● Problem:
Omit the pictures and return every entry exactly as written.

● Data shown:
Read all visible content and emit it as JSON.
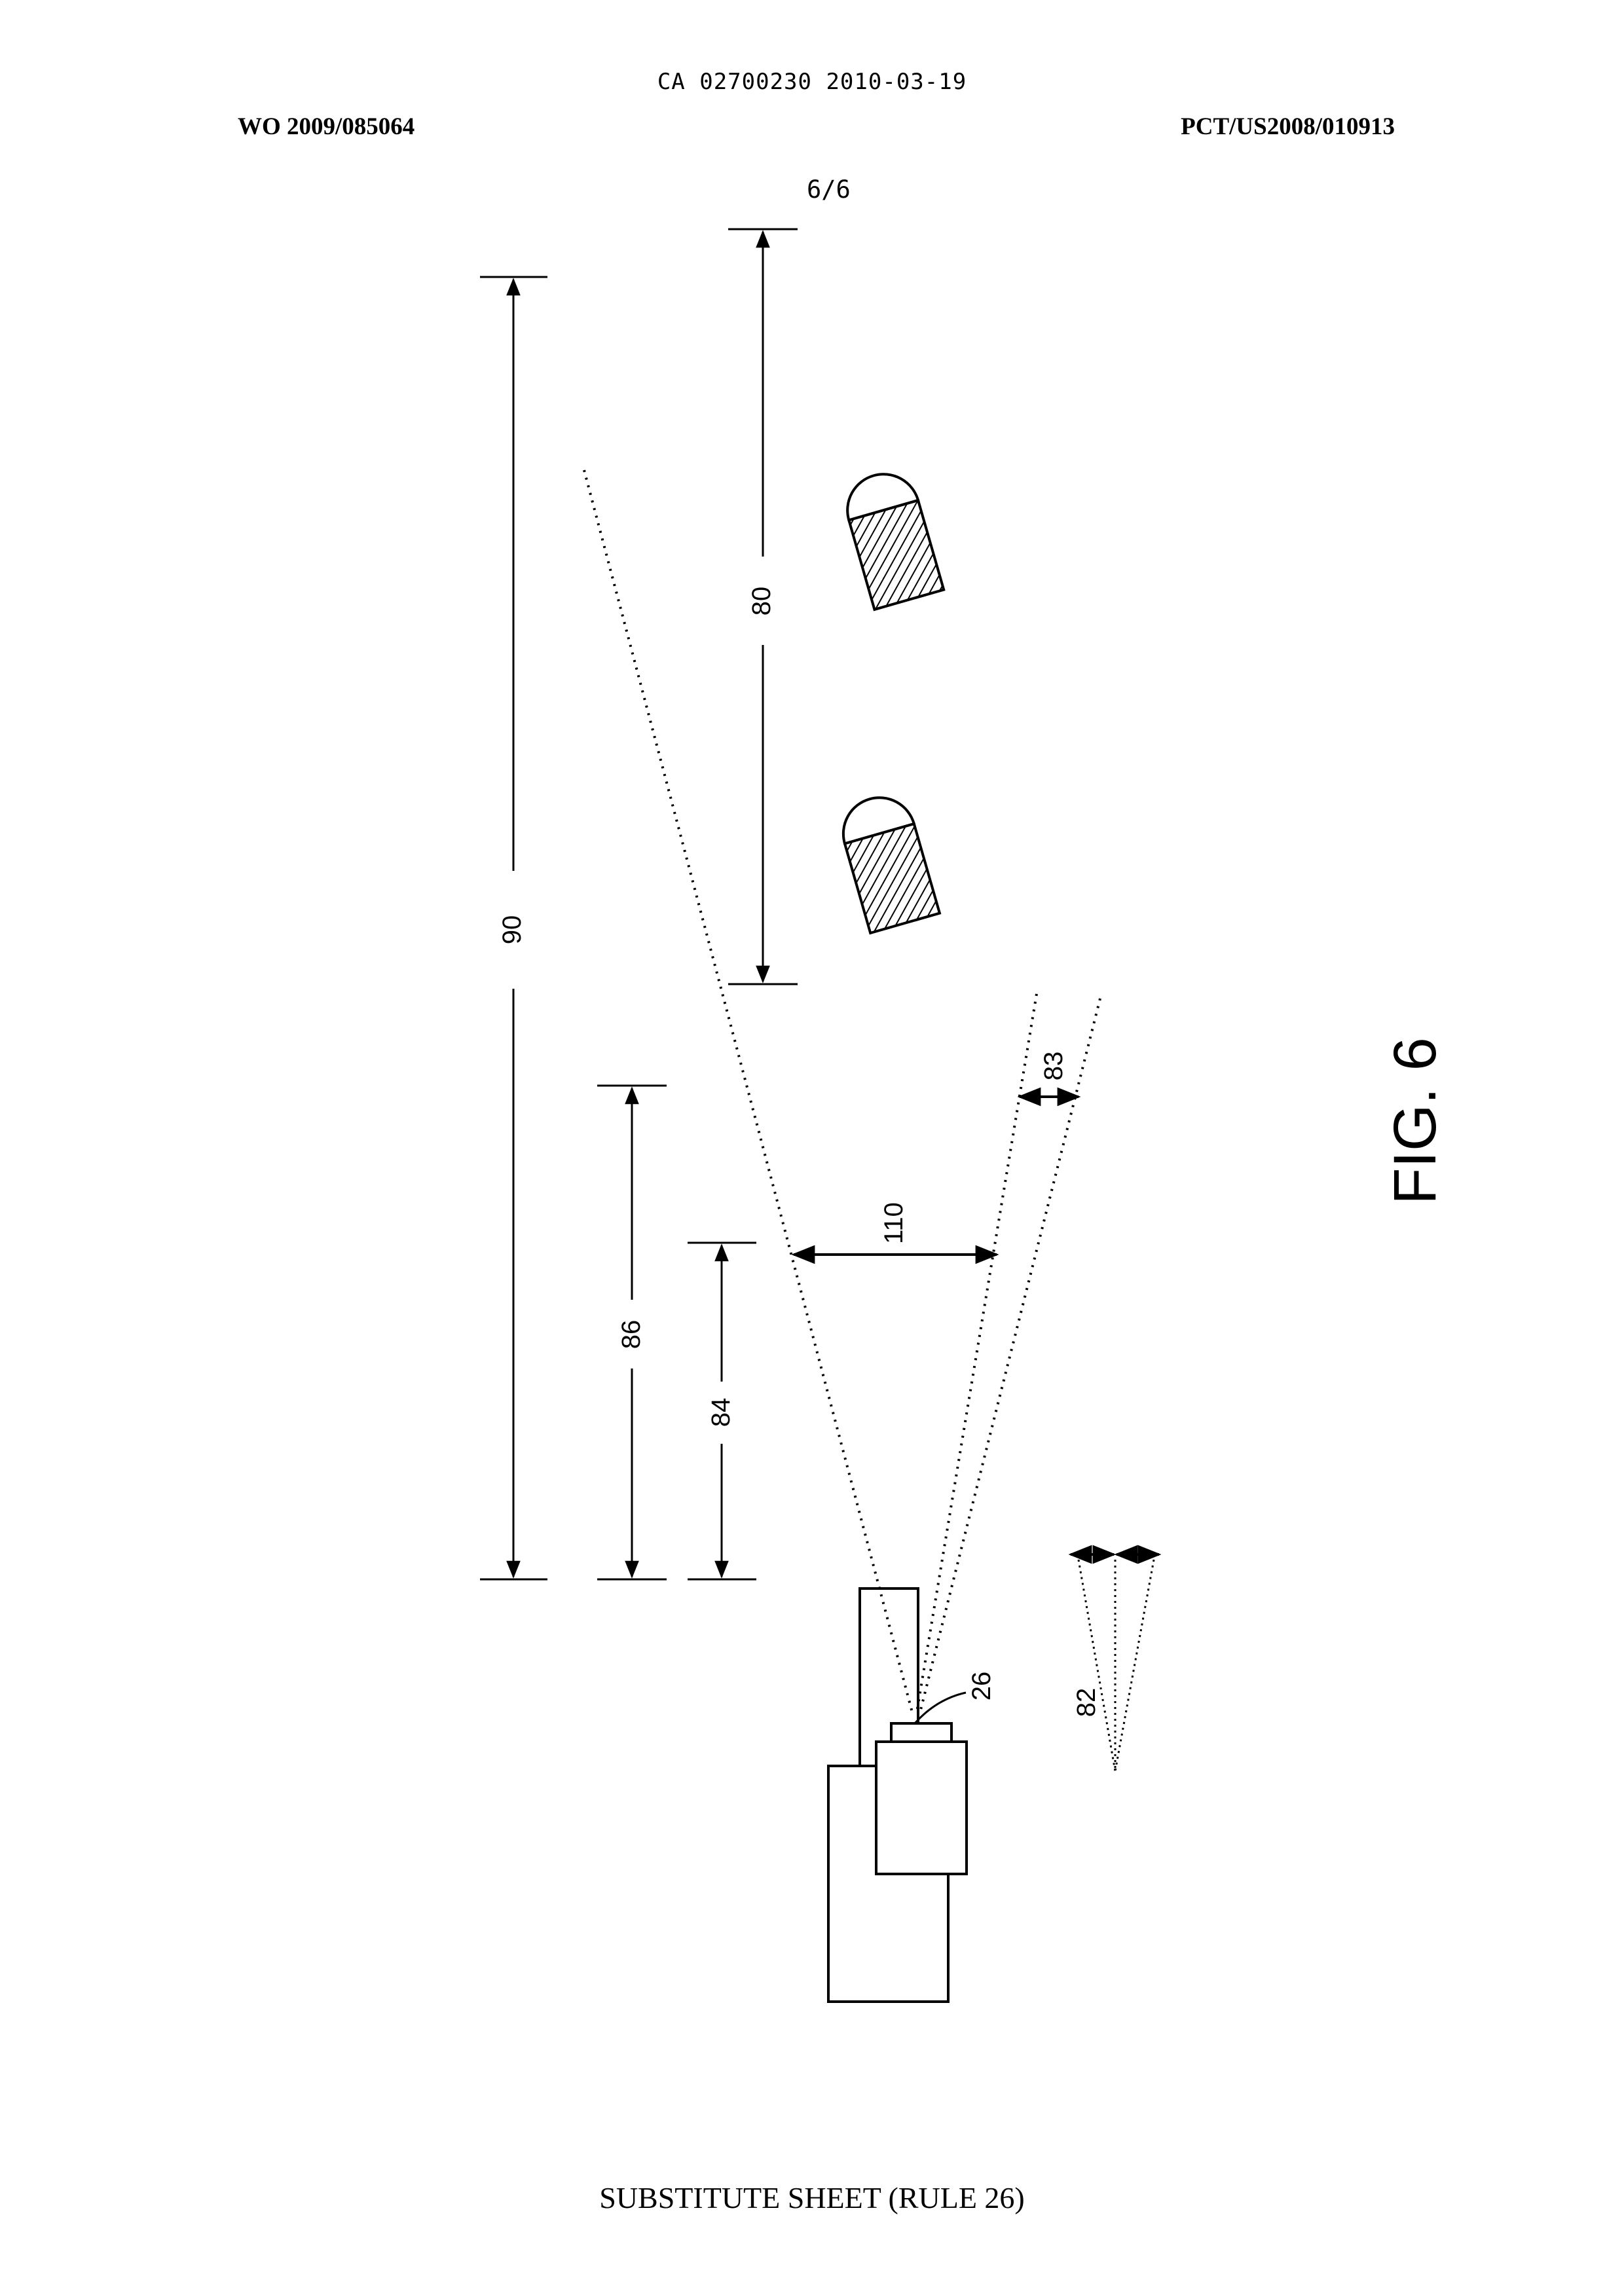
{
  "header": {
    "ca_line": "CA 02700230 2010-03-19",
    "wo_number": "WO 2009/085064",
    "pct_number": "PCT/US2008/010913",
    "sheet_number": "6/6"
  },
  "figure": {
    "title": "FIG. 6",
    "labels": {
      "l80": "80",
      "l90": "90",
      "l83": "83",
      "l110": "110",
      "l86": "86",
      "l84": "84",
      "l26": "26",
      "l82": "82"
    }
  },
  "footer": {
    "text": "SUBSTITUTE SHEET (RULE 26)"
  }
}
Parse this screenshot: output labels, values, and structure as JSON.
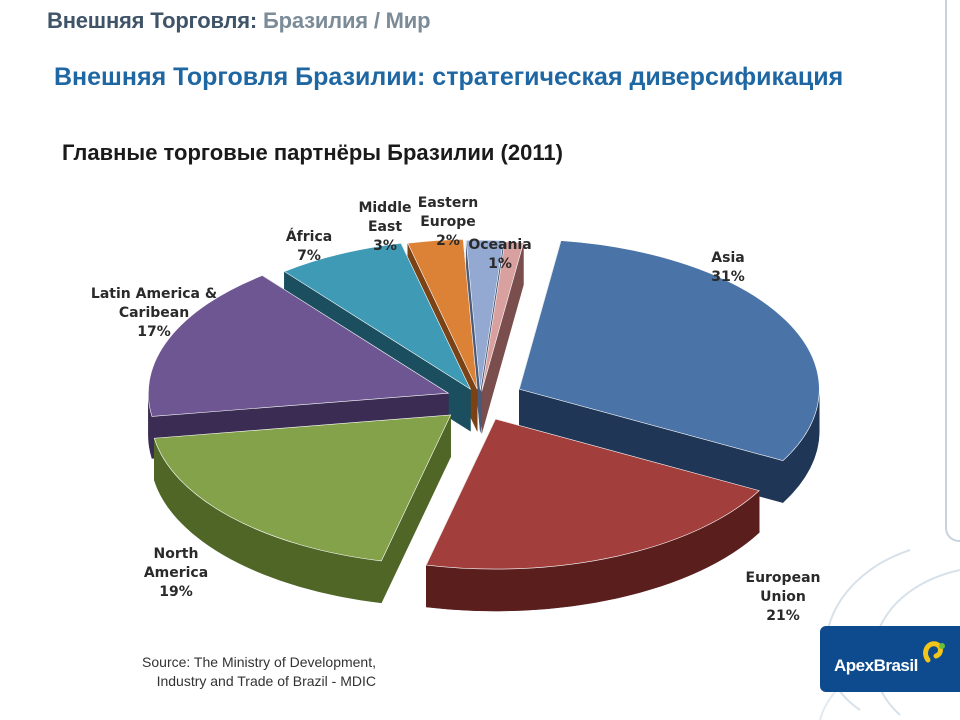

● The output:
Read all visible content and emit it as JSON.
{
  "header": {
    "ca_line": "CA 02700230 2010-03-19",
    "wo_number": "WO 2009/085064",
    "pct_number": "PCT/US2008/010913",
    "sheet_number": "6/6"
  },
  "figure": {
    "title": "FIG. 6",
    "labels": {
      "l80": "80",
      "l90": "90",
      "l83": "83",
      "l110": "110",
      "l86": "86",
      "l84": "84",
      "l26": "26",
      "l82": "82"
    }
  },
  "footer": {
    "text": "SUBSTITUTE SHEET (RULE 26)"
  }
}
Parse this screenshot: output labels, values, and structure as JSON.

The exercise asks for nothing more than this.